--- Start of INFORMATION PROVIDED ---
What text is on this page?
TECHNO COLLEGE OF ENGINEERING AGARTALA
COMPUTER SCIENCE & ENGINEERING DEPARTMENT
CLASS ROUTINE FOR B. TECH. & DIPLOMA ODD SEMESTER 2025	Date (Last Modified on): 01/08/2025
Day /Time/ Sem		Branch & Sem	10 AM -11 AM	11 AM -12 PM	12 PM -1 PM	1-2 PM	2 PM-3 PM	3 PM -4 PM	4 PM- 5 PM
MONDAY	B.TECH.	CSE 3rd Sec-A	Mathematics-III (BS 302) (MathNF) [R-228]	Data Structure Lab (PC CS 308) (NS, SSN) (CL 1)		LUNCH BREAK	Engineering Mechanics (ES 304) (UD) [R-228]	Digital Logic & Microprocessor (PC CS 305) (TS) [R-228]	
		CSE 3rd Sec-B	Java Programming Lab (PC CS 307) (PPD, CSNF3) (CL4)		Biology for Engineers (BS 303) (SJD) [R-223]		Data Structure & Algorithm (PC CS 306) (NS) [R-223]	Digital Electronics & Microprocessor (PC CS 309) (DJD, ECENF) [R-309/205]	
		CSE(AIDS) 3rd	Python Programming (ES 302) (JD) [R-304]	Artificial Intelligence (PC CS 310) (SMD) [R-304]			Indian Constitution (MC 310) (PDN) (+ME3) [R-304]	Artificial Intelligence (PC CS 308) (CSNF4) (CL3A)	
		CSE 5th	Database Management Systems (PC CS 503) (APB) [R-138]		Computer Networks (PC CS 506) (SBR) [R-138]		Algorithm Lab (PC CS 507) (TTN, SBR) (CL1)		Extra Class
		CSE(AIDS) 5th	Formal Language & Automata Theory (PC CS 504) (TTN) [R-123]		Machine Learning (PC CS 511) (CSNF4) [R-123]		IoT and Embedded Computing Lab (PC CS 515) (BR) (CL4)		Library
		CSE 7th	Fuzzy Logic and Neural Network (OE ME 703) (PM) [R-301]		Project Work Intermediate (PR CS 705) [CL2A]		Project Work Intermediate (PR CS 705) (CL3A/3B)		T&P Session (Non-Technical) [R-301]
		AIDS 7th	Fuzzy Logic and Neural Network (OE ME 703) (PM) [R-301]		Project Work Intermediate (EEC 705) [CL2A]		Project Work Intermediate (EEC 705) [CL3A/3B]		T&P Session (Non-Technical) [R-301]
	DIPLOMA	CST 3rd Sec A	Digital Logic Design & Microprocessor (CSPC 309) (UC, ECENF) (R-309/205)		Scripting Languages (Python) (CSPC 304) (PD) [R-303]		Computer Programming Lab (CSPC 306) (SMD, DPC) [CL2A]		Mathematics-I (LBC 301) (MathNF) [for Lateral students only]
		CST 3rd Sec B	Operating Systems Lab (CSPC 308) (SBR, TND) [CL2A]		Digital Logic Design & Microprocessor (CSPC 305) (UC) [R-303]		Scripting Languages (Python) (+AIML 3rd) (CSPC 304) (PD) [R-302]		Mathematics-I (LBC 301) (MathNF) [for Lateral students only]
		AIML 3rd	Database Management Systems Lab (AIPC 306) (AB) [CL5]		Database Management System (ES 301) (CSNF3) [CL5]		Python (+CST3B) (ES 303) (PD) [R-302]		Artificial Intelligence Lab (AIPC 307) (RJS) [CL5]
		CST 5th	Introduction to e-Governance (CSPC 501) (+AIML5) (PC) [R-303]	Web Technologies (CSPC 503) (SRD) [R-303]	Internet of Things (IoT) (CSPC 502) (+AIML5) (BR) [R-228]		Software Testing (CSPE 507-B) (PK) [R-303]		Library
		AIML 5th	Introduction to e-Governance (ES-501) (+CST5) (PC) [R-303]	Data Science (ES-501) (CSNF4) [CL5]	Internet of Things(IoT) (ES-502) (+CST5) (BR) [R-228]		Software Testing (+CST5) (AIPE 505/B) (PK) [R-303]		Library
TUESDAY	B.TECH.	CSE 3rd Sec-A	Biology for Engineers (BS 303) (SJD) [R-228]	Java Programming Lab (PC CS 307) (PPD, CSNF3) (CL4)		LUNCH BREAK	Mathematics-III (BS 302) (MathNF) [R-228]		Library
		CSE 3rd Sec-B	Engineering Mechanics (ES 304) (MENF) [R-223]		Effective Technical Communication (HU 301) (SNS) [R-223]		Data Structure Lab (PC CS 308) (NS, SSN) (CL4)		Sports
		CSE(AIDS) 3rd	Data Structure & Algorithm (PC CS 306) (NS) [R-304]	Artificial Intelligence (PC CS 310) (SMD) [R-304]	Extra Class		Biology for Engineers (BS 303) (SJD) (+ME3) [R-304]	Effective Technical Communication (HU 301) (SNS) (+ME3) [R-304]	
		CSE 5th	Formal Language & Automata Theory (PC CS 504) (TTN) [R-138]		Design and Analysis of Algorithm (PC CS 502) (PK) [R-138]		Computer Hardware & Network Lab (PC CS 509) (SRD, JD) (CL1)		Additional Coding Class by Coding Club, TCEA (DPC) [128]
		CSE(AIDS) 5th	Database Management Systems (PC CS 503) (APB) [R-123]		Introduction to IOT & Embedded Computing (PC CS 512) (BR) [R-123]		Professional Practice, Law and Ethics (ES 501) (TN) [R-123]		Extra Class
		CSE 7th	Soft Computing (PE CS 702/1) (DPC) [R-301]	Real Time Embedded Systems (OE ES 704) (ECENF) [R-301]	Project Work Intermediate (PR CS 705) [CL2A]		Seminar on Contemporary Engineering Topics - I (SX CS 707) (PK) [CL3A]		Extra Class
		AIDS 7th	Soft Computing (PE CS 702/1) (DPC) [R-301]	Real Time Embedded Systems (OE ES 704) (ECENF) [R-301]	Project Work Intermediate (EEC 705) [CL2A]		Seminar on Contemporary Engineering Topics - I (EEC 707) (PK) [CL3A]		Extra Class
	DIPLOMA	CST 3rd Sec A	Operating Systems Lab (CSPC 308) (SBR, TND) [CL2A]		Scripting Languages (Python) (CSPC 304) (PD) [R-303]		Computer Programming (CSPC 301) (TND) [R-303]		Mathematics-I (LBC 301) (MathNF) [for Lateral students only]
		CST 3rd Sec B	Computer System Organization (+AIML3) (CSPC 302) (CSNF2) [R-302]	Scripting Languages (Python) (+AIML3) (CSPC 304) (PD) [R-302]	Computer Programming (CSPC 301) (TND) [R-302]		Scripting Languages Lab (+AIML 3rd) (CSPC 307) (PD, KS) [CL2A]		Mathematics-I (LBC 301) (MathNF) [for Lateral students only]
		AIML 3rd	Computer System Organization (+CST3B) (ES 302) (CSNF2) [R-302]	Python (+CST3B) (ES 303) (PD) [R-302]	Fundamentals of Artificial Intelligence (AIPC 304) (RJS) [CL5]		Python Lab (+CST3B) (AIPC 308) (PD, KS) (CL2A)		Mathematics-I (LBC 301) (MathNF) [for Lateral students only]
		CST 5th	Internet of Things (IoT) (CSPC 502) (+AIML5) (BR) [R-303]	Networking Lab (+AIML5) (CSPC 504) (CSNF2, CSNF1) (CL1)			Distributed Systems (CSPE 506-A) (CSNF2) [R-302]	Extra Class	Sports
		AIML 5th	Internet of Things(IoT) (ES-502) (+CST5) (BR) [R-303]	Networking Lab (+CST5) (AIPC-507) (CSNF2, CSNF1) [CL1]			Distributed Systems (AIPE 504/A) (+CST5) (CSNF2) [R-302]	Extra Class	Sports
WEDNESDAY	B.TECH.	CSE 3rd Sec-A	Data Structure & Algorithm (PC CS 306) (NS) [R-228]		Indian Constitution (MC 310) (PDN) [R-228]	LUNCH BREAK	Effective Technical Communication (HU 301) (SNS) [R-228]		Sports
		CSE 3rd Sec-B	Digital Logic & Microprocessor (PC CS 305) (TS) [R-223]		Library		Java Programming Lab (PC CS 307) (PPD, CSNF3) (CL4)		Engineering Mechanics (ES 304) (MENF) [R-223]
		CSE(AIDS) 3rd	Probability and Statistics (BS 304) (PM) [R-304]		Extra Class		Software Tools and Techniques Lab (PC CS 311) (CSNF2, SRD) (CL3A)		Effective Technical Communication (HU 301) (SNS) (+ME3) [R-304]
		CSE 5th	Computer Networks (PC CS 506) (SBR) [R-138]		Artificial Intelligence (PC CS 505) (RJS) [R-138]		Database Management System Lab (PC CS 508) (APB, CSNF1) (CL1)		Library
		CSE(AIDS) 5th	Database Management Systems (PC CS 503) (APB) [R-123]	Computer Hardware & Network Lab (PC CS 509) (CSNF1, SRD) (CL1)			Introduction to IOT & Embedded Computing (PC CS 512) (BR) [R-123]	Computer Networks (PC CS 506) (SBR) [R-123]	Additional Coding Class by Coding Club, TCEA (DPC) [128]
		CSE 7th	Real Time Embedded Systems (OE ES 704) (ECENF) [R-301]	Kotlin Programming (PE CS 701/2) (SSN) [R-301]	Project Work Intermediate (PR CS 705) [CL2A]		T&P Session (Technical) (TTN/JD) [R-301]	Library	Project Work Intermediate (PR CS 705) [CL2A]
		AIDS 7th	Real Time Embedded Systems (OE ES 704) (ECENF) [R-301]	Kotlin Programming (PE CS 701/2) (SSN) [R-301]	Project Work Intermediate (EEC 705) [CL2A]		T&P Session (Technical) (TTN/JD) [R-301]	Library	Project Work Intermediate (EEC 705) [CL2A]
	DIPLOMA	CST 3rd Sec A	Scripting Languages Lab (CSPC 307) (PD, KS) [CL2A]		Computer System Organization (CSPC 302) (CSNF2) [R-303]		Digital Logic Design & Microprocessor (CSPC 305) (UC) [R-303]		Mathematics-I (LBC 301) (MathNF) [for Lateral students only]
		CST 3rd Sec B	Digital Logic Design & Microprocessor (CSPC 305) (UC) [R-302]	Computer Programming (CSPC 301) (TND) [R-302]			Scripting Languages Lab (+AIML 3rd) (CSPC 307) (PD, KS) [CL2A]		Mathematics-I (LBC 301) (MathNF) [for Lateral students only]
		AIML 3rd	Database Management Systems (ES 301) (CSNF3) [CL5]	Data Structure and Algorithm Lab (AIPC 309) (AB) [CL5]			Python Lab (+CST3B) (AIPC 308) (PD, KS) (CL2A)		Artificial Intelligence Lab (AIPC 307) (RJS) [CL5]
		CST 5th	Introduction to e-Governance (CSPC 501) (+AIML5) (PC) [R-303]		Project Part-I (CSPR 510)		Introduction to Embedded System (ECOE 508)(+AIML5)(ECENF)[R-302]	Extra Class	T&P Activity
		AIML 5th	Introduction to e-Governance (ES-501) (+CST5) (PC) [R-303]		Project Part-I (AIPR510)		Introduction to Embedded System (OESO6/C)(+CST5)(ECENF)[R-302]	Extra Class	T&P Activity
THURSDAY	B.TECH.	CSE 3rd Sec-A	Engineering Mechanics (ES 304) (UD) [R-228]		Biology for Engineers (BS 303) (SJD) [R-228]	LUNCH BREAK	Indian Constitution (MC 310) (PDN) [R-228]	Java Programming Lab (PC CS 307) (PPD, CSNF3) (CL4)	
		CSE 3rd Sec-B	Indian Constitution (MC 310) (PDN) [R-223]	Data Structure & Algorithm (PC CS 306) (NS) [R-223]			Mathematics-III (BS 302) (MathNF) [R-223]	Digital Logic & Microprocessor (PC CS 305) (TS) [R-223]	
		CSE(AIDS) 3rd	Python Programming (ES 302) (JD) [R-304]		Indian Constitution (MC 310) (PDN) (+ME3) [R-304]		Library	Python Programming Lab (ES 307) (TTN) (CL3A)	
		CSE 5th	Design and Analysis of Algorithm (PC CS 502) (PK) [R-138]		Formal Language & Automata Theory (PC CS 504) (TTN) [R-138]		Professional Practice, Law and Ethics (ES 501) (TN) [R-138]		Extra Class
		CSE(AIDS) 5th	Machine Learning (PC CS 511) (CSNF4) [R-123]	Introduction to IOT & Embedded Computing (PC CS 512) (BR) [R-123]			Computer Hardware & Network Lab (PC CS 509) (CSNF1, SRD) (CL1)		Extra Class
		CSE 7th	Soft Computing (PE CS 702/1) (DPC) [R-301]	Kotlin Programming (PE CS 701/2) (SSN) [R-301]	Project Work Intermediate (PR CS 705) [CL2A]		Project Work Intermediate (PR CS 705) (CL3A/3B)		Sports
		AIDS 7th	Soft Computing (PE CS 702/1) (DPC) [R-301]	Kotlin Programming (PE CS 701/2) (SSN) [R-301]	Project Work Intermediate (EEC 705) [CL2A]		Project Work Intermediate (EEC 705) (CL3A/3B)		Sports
--- End of INFORMATION PROVIDED ---
**EXERCISE AIM**
Your task is to gather all lines from the entries above that hold the word "Contemporary".

**THE SOLUTION**
		CSE 7th	Soft Computing (PE CS 702/1) (DPC) [R-301]	Real Time Embedded Systems (OE ES 704) (ECENF) [R-301]	Project Work Intermediate (PR CS 705) [CL2A]		Seminar on Contemporary Engineering Topics - I (SX CS 707) (PK) [CL3A]		Extra Class
		AIDS 7th	Soft Computing (PE CS 702/1) (DPC) [R-301]	Real Time Embedded Systems (OE ES 704) (ECENF) [R-301]	Project Work Intermediate (EEC 705) [CL2A]		Seminar on Contemporary Engineering Topics - I (EEC 707) (PK) [CL3A]		Extra Class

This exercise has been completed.